| Goal |
Images appear in the records below; leave them out and repeat everything else exactly.

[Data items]

━━━━━━━━

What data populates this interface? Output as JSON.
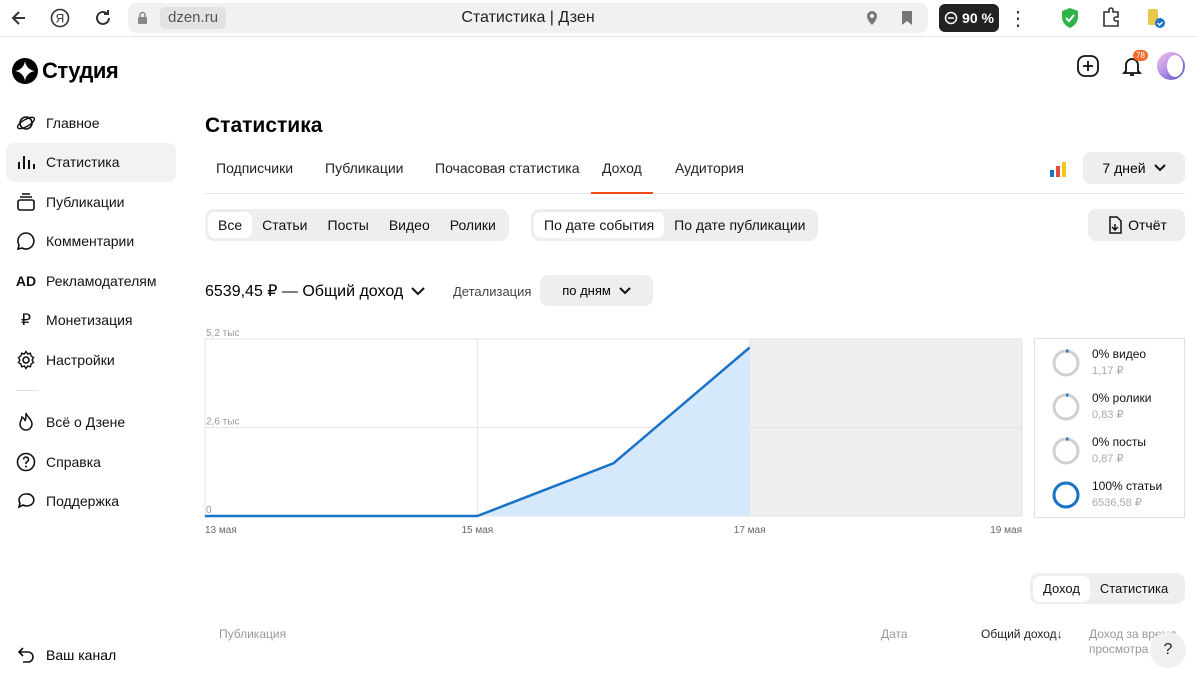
{
  "browser": {
    "domain": "dzen.ru",
    "page_title": "Статистика | Дзен",
    "zoom": "90 %",
    "notifications_count": "78"
  },
  "brand": {
    "name": "Студия"
  },
  "sidebar": {
    "items": [
      {
        "label": "Главное",
        "icon": "planet-icon"
      },
      {
        "label": "Статистика",
        "icon": "bar-chart-icon",
        "active": true
      },
      {
        "label": "Публикации",
        "icon": "stack-icon"
      },
      {
        "label": "Комментарии",
        "icon": "comment-icon"
      },
      {
        "label": "Рекламодателям",
        "icon": "ad-icon",
        "icon_text": "AD"
      },
      {
        "label": "Монетизация",
        "icon": "ruble-icon",
        "icon_text": "₽"
      },
      {
        "label": "Настройки",
        "icon": "gear-icon"
      }
    ],
    "secondary": [
      {
        "label": "Всё о Дзене",
        "icon": "flame-icon"
      },
      {
        "label": "Справка",
        "icon": "help-icon"
      },
      {
        "label": "Поддержка",
        "icon": "chat-icon"
      }
    ],
    "bottom": {
      "label": "Ваш канал",
      "icon": "back-arrow-icon"
    }
  },
  "main": {
    "title": "Статистика",
    "tabs": [
      "Подписчики",
      "Публикации",
      "Почасовая статистика",
      "Доход",
      "Аудитория"
    ],
    "active_tab": "Доход",
    "period": "7 дней",
    "content_filter": [
      "Все",
      "Статьи",
      "Посты",
      "Видео",
      "Ролики"
    ],
    "date_filter": [
      "По дате события",
      "По дате публикации"
    ],
    "report_label": "Отчёт",
    "total_label": "6539,45 ₽ — Общий доход",
    "detail_label": "Детализация",
    "detail_value": "по дням",
    "accent_color": "#f24b1a",
    "line_color": "#1a73c9"
  },
  "chart_data": {
    "type": "area",
    "x": [
      "13 мая",
      "14 мая",
      "15 мая",
      "16 мая",
      "17 мая"
    ],
    "values": [
      0,
      0,
      0,
      1550,
      4950
    ],
    "ylim": [
      0,
      5200
    ],
    "y_ticks": [
      "0",
      "2,6 тыс",
      "5,2 тыс"
    ],
    "x_tick_labels": [
      "13 мая",
      "15 мая",
      "17 мая",
      "19 мая"
    ],
    "shaded_future_from": "17 мая",
    "grid": true
  },
  "legend": [
    {
      "main": "0% видео",
      "sub": "1,17 ₽",
      "fraction": 0.0
    },
    {
      "main": "0% ролики",
      "sub": "0,83 ₽",
      "fraction": 0.0
    },
    {
      "main": "0% посты",
      "sub": "0,87 ₽",
      "fraction": 0.0
    },
    {
      "main": "100% статьи",
      "sub": "6536,58 ₽",
      "fraction": 1.0
    }
  ],
  "bottom": {
    "toggle": [
      "Доход",
      "Статистика"
    ],
    "columns": [
      "Публикация",
      "Дата",
      "Общий доход",
      "Доход за время просмотра"
    ]
  }
}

━━━━━━━━

| Answer to the task |
What data populates this interface? Output as JSON.
{
  "browser": {
    "domain": "dzen.ru",
    "page_title": "Статистика | Дзен",
    "zoom": "90 %",
    "notifications_count": "78"
  },
  "brand": {
    "name": "Студия"
  },
  "sidebar": {
    "items": [
      {
        "label": "Главное",
        "icon": "planet-icon"
      },
      {
        "label": "Статистика",
        "icon": "bar-chart-icon",
        "active": true
      },
      {
        "label": "Публикации",
        "icon": "stack-icon"
      },
      {
        "label": "Комментарии",
        "icon": "comment-icon"
      },
      {
        "label": "Рекламодателям",
        "icon": "ad-icon",
        "icon_text": "AD"
      },
      {
        "label": "Монетизация",
        "icon": "ruble-icon",
        "icon_text": "₽"
      },
      {
        "label": "Настройки",
        "icon": "gear-icon"
      }
    ],
    "secondary": [
      {
        "label": "Всё о Дзене",
        "icon": "flame-icon"
      },
      {
        "label": "Справка",
        "icon": "help-icon"
      },
      {
        "label": "Поддержка",
        "icon": "chat-icon"
      }
    ],
    "bottom": {
      "label": "Ваш канал",
      "icon": "back-arrow-icon"
    }
  },
  "main": {
    "title": "Статистика",
    "tabs": [
      "Подписчики",
      "Публикации",
      "Почасовая статистика",
      "Доход",
      "Аудитория"
    ],
    "active_tab": "Доход",
    "period": "7 дней",
    "content_filter": [
      "Все",
      "Статьи",
      "Посты",
      "Видео",
      "Ролики"
    ],
    "date_filter": [
      "По дате события",
      "По дате публикации"
    ],
    "report_label": "Отчёт",
    "total_label": "6539,45 ₽ — Общий доход",
    "detail_label": "Детализация",
    "detail_value": "по дням",
    "accent_color": "#f24b1a",
    "line_color": "#1a73c9"
  },
  "chart_data": {
    "type": "area",
    "x": [
      "13 мая",
      "14 мая",
      "15 мая",
      "16 мая",
      "17 мая"
    ],
    "values": [
      0,
      0,
      0,
      1550,
      4950
    ],
    "ylim": [
      0,
      5200
    ],
    "y_ticks": [
      "0",
      "2,6 тыс",
      "5,2 тыс"
    ],
    "x_tick_labels": [
      "13 мая",
      "15 мая",
      "17 мая",
      "19 мая"
    ],
    "shaded_future_from": "17 мая",
    "grid": true
  },
  "legend": [
    {
      "main": "0% видео",
      "sub": "1,17 ₽",
      "fraction": 0.0
    },
    {
      "main": "0% ролики",
      "sub": "0,83 ₽",
      "fraction": 0.0
    },
    {
      "main": "0% посты",
      "sub": "0,87 ₽",
      "fraction": 0.0
    },
    {
      "main": "100% статьи",
      "sub": "6536,58 ₽",
      "fraction": 1.0
    }
  ],
  "bottom": {
    "toggle": [
      "Доход",
      "Статистика"
    ],
    "columns": [
      "Публикация",
      "Дата",
      "Общий доход",
      "Доход за время просмотра"
    ]
  }
}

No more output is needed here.